**What is asked:** Retype each record below word for word. Leave the pictures out.

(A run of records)
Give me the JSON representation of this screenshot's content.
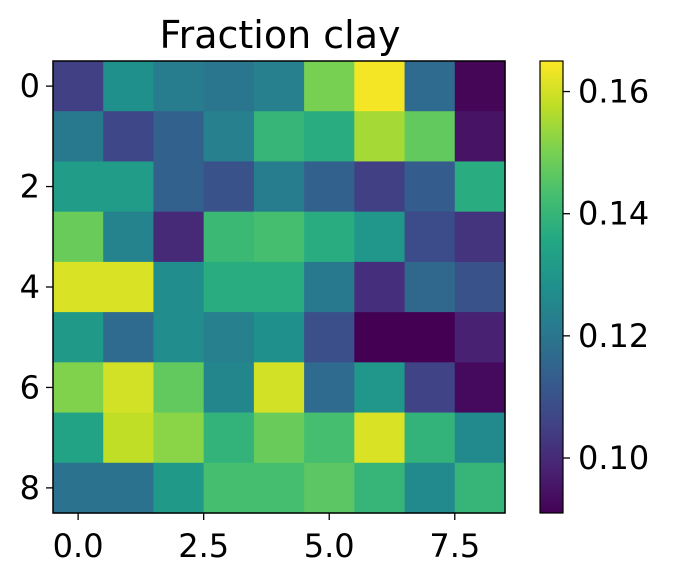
{
  "chart_data": {
    "type": "heatmap",
    "title": "Fraction clay",
    "xlabel": "",
    "ylabel": "",
    "colormap": "viridis",
    "x_ticks": [
      "0.0",
      "2.5",
      "5.0",
      "7.5"
    ],
    "x_tick_values": [
      0,
      2.5,
      5,
      7.5
    ],
    "y_ticks": [
      "0",
      "2",
      "4",
      "6",
      "8"
    ],
    "y_tick_values": [
      0,
      2,
      4,
      6,
      8
    ],
    "xlim": [
      -0.5,
      8.5
    ],
    "ylim": [
      8.5,
      -0.5
    ],
    "colorbar": {
      "range": [
        0.091,
        0.165
      ],
      "ticks": [
        "0.10",
        "0.12",
        "0.14",
        "0.16"
      ],
      "tick_values": [
        0.1,
        0.12,
        0.14,
        0.16
      ]
    },
    "values": [
      [
        0.105,
        0.128,
        0.122,
        0.12,
        0.123,
        0.15,
        0.164,
        0.117,
        0.092
      ],
      [
        0.121,
        0.107,
        0.114,
        0.123,
        0.14,
        0.137,
        0.155,
        0.147,
        0.095
      ],
      [
        0.132,
        0.132,
        0.114,
        0.11,
        0.122,
        0.114,
        0.105,
        0.113,
        0.137
      ],
      [
        0.148,
        0.124,
        0.1,
        0.141,
        0.143,
        0.137,
        0.13,
        0.108,
        0.102
      ],
      [
        0.161,
        0.161,
        0.127,
        0.137,
        0.137,
        0.121,
        0.101,
        0.116,
        0.11
      ],
      [
        0.131,
        0.117,
        0.127,
        0.123,
        0.128,
        0.109,
        0.091,
        0.091,
        0.098
      ],
      [
        0.151,
        0.16,
        0.147,
        0.125,
        0.16,
        0.117,
        0.13,
        0.106,
        0.093
      ],
      [
        0.134,
        0.158,
        0.152,
        0.139,
        0.148,
        0.143,
        0.161,
        0.139,
        0.126
      ],
      [
        0.119,
        0.119,
        0.131,
        0.143,
        0.143,
        0.146,
        0.14,
        0.126,
        0.14
      ]
    ]
  }
}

**Response to the task:**
Give me the JSON representation of this screenshot's content.
{
  "chart_data": {
    "type": "heatmap",
    "title": "Fraction clay",
    "xlabel": "",
    "ylabel": "",
    "colormap": "viridis",
    "x_ticks": [
      "0.0",
      "2.5",
      "5.0",
      "7.5"
    ],
    "x_tick_values": [
      0,
      2.5,
      5,
      7.5
    ],
    "y_ticks": [
      "0",
      "2",
      "4",
      "6",
      "8"
    ],
    "y_tick_values": [
      0,
      2,
      4,
      6,
      8
    ],
    "xlim": [
      -0.5,
      8.5
    ],
    "ylim": [
      8.5,
      -0.5
    ],
    "colorbar": {
      "range": [
        0.091,
        0.165
      ],
      "ticks": [
        "0.10",
        "0.12",
        "0.14",
        "0.16"
      ],
      "tick_values": [
        0.1,
        0.12,
        0.14,
        0.16
      ]
    },
    "values": [
      [
        0.105,
        0.128,
        0.122,
        0.12,
        0.123,
        0.15,
        0.164,
        0.117,
        0.092
      ],
      [
        0.121,
        0.107,
        0.114,
        0.123,
        0.14,
        0.137,
        0.155,
        0.147,
        0.095
      ],
      [
        0.132,
        0.132,
        0.114,
        0.11,
        0.122,
        0.114,
        0.105,
        0.113,
        0.137
      ],
      [
        0.148,
        0.124,
        0.1,
        0.141,
        0.143,
        0.137,
        0.13,
        0.108,
        0.102
      ],
      [
        0.161,
        0.161,
        0.127,
        0.137,
        0.137,
        0.121,
        0.101,
        0.116,
        0.11
      ],
      [
        0.131,
        0.117,
        0.127,
        0.123,
        0.128,
        0.109,
        0.091,
        0.091,
        0.098
      ],
      [
        0.151,
        0.16,
        0.147,
        0.125,
        0.16,
        0.117,
        0.13,
        0.106,
        0.093
      ],
      [
        0.134,
        0.158,
        0.152,
        0.139,
        0.148,
        0.143,
        0.161,
        0.139,
        0.126
      ],
      [
        0.119,
        0.119,
        0.131,
        0.143,
        0.143,
        0.146,
        0.14,
        0.126,
        0.14
      ]
    ]
  }
}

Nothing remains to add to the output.